* [Your goal]:
Read the records below and copy each line that contains "湖心亭看雪".

Data entries:
START
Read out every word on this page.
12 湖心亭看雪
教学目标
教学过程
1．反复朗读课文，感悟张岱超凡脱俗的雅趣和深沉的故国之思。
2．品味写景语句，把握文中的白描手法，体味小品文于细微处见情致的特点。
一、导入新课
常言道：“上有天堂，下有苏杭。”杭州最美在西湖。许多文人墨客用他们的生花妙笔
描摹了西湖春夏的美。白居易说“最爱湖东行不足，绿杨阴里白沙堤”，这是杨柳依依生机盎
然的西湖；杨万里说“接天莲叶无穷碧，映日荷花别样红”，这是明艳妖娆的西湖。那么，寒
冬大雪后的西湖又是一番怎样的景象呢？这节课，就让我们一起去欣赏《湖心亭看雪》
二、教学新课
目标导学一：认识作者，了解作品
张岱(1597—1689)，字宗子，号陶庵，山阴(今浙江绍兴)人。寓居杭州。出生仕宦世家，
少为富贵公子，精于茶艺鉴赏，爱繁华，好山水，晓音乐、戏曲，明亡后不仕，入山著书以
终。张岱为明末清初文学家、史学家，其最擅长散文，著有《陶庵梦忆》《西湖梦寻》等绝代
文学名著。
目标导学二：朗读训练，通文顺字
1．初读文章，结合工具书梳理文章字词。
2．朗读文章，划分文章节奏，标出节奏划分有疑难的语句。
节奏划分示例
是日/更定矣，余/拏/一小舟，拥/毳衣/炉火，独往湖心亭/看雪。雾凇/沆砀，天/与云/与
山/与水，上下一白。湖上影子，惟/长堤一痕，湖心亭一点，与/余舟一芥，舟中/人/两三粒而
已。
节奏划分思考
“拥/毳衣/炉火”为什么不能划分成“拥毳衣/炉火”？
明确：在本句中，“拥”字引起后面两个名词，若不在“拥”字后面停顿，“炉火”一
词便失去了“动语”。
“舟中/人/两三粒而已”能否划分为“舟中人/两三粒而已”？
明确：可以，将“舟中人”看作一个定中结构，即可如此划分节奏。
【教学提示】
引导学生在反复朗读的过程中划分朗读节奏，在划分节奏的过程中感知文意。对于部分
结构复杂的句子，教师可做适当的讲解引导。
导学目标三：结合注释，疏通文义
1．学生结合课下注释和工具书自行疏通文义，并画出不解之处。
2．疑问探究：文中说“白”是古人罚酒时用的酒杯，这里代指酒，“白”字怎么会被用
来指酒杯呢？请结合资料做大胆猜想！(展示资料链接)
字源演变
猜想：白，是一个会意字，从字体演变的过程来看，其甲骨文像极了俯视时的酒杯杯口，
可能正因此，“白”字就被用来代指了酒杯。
END
* [Full output]:
12 湖心亭看雪
冬大雪后的西湖又是一番怎样的景象呢？这节课，就让我们一起去欣赏《湖心亭看雪》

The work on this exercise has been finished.